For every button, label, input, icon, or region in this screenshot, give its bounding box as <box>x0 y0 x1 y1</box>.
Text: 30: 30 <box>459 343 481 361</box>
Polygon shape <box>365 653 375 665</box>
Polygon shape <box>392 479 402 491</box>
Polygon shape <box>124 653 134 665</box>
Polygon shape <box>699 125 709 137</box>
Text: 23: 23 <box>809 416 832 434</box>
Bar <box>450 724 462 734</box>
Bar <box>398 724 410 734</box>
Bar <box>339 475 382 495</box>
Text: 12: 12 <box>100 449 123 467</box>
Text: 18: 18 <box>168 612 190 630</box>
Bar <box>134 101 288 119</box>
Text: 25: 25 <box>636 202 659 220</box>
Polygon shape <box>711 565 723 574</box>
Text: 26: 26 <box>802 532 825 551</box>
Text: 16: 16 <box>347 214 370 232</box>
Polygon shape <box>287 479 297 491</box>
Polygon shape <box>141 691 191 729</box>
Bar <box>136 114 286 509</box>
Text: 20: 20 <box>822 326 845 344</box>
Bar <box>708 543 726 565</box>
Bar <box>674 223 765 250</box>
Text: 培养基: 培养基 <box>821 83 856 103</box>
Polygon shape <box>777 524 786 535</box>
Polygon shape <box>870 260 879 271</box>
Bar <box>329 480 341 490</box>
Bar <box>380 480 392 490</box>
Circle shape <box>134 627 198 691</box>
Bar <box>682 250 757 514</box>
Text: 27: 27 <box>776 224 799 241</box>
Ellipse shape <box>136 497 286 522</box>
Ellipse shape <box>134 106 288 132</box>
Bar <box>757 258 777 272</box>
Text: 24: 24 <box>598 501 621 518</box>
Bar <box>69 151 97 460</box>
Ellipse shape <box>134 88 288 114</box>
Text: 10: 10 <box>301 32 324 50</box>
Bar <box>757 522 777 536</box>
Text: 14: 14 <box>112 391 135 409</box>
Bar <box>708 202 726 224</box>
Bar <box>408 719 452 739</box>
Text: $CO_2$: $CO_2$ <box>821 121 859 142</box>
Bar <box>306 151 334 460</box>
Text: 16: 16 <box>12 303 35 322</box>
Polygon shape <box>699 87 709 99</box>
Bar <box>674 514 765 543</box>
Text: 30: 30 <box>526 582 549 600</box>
★ ★ ★ ★
Reproduce every one of the rows above verbatim, line for line, without any changes.

> **Reply**:
For every button, label, input, icon, or region in this screenshot, give its bounding box as <box>x0 y0 x1 y1</box>.
Text: 30: 30 <box>459 343 481 361</box>
Polygon shape <box>365 653 375 665</box>
Polygon shape <box>392 479 402 491</box>
Polygon shape <box>124 653 134 665</box>
Polygon shape <box>699 125 709 137</box>
Text: 23: 23 <box>809 416 832 434</box>
Bar <box>450 724 462 734</box>
Bar <box>398 724 410 734</box>
Bar <box>339 475 382 495</box>
Text: 12: 12 <box>100 449 123 467</box>
Text: 18: 18 <box>168 612 190 630</box>
Bar <box>134 101 288 119</box>
Text: 25: 25 <box>636 202 659 220</box>
Polygon shape <box>711 565 723 574</box>
Text: 26: 26 <box>802 532 825 551</box>
Text: 16: 16 <box>347 214 370 232</box>
Polygon shape <box>287 479 297 491</box>
Polygon shape <box>141 691 191 729</box>
Bar <box>136 114 286 509</box>
Text: 20: 20 <box>822 326 845 344</box>
Bar <box>708 543 726 565</box>
Bar <box>674 223 765 250</box>
Text: 培养基: 培养基 <box>821 83 856 103</box>
Polygon shape <box>777 524 786 535</box>
Polygon shape <box>870 260 879 271</box>
Bar <box>329 480 341 490</box>
Bar <box>380 480 392 490</box>
Circle shape <box>134 627 198 691</box>
Bar <box>682 250 757 514</box>
Text: 27: 27 <box>776 224 799 241</box>
Ellipse shape <box>136 497 286 522</box>
Ellipse shape <box>134 106 288 132</box>
Bar <box>757 258 777 272</box>
Text: 24: 24 <box>598 501 621 518</box>
Bar <box>69 151 97 460</box>
Ellipse shape <box>134 88 288 114</box>
Text: 10: 10 <box>301 32 324 50</box>
Bar <box>757 522 777 536</box>
Text: 14: 14 <box>112 391 135 409</box>
Bar <box>708 202 726 224</box>
Bar <box>408 719 452 739</box>
Text: $CO_2$: $CO_2$ <box>821 121 859 142</box>
Bar <box>306 151 334 460</box>
Text: 16: 16 <box>12 303 35 322</box>
Polygon shape <box>699 87 709 99</box>
Bar <box>674 514 765 543</box>
Text: 30: 30 <box>526 582 549 600</box>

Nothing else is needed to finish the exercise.